▶ _Instruction_:
Copy all the data exactly, except the pictures.
=== Listing ===
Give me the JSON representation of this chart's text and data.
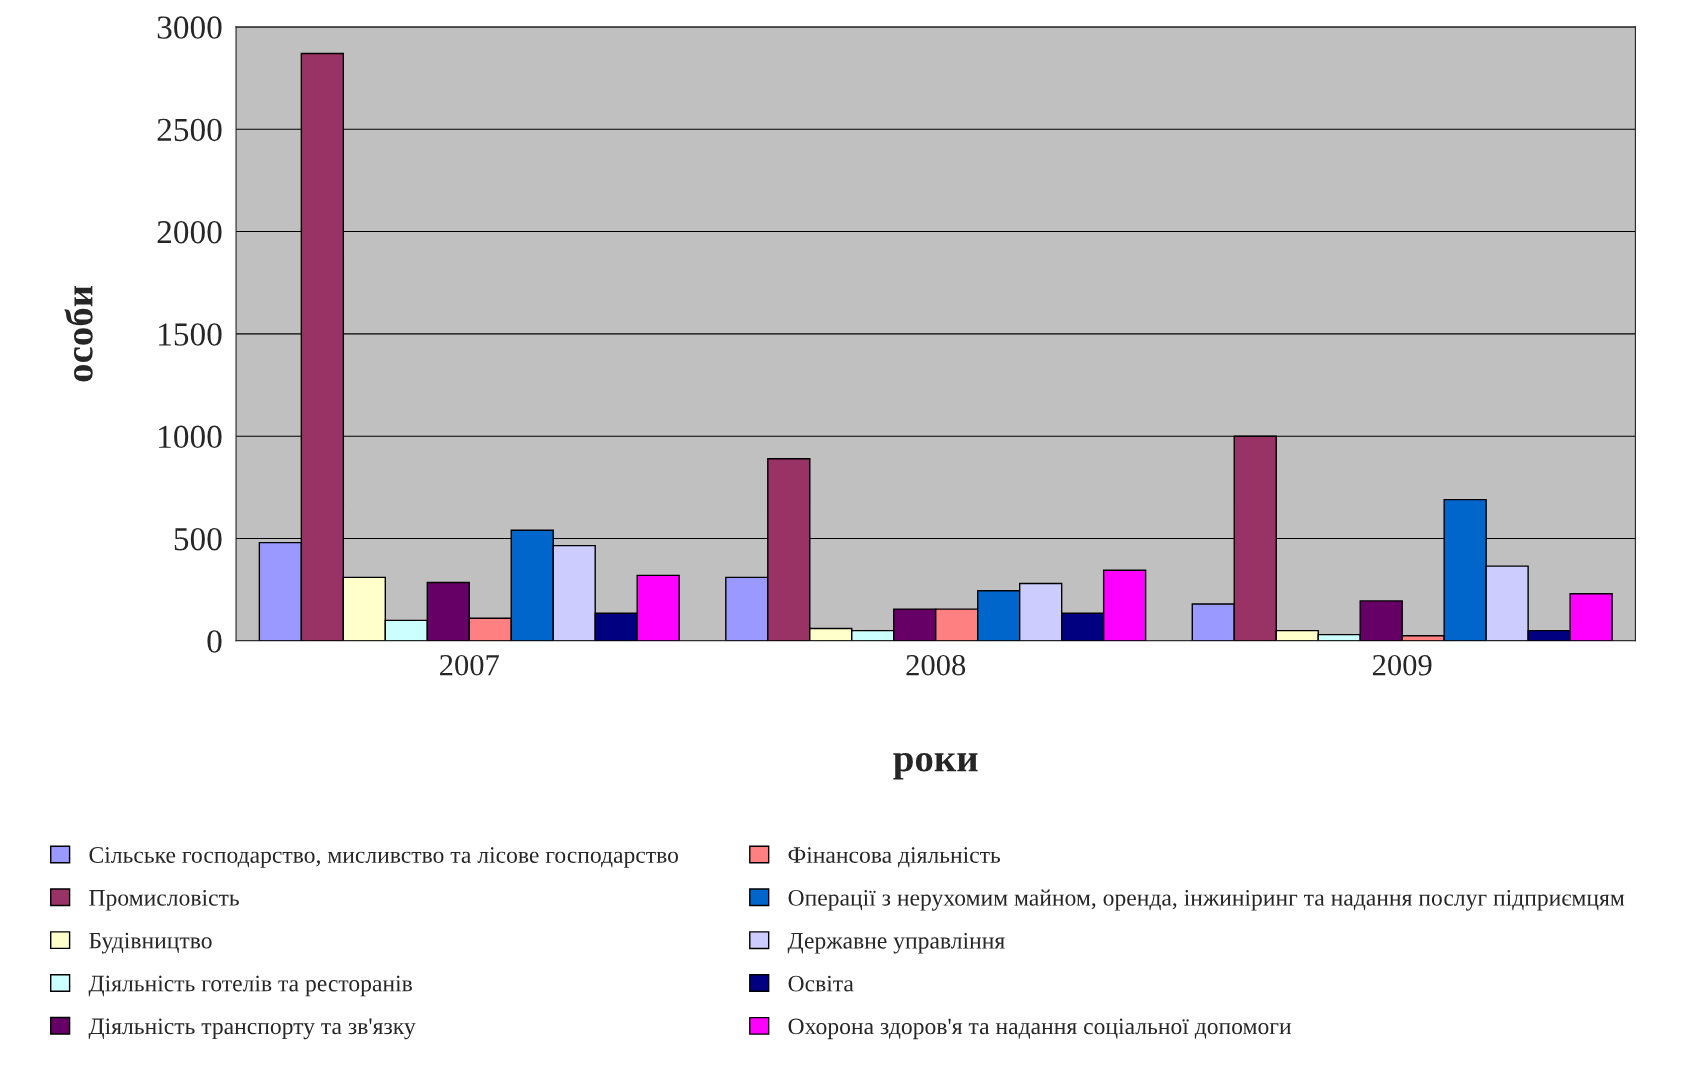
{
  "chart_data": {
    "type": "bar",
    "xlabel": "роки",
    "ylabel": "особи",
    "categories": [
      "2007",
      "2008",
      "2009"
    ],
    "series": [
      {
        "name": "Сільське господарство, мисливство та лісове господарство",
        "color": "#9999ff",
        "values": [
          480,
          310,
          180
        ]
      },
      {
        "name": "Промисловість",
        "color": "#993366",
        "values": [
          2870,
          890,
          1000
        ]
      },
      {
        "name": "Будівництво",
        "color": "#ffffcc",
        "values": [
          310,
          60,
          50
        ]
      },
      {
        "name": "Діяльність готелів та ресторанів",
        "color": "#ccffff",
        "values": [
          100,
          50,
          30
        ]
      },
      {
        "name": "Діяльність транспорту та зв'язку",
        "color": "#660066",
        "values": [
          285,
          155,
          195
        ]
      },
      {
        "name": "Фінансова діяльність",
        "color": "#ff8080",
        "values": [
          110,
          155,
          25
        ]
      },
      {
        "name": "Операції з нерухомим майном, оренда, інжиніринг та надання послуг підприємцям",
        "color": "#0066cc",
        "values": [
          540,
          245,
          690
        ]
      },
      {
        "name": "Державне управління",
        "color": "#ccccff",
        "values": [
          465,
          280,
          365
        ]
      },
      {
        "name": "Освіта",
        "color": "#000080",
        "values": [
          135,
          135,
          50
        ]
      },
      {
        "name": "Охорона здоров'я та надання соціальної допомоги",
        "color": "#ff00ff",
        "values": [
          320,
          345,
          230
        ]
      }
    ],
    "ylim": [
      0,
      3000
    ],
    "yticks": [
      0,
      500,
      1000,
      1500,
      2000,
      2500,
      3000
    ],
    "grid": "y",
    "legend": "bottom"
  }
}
===
▶ _Task result_:
Give me the JSON representation of this chart's text and data.
{
  "chart_data": {
    "type": "bar",
    "xlabel": "роки",
    "ylabel": "особи",
    "categories": [
      "2007",
      "2008",
      "2009"
    ],
    "series": [
      {
        "name": "Сільське господарство, мисливство та лісове господарство",
        "color": "#9999ff",
        "values": [
          480,
          310,
          180
        ]
      },
      {
        "name": "Промисловість",
        "color": "#993366",
        "values": [
          2870,
          890,
          1000
        ]
      },
      {
        "name": "Будівництво",
        "color": "#ffffcc",
        "values": [
          310,
          60,
          50
        ]
      },
      {
        "name": "Діяльність готелів та ресторанів",
        "color": "#ccffff",
        "values": [
          100,
          50,
          30
        ]
      },
      {
        "name": "Діяльність транспорту та зв'язку",
        "color": "#660066",
        "values": [
          285,
          155,
          195
        ]
      },
      {
        "name": "Фінансова діяльність",
        "color": "#ff8080",
        "values": [
          110,
          155,
          25
        ]
      },
      {
        "name": "Операції з нерухомим майном, оренда, інжиніринг та надання послуг підприємцям",
        "color": "#0066cc",
        "values": [
          540,
          245,
          690
        ]
      },
      {
        "name": "Державне управління",
        "color": "#ccccff",
        "values": [
          465,
          280,
          365
        ]
      },
      {
        "name": "Освіта",
        "color": "#000080",
        "values": [
          135,
          135,
          50
        ]
      },
      {
        "name": "Охорона здоров'я та надання соціальної допомоги",
        "color": "#ff00ff",
        "values": [
          320,
          345,
          230
        ]
      }
    ],
    "ylim": [
      0,
      3000
    ],
    "yticks": [
      0,
      500,
      1000,
      1500,
      2000,
      2500,
      3000
    ],
    "grid": "y",
    "legend": "bottom"
  }
}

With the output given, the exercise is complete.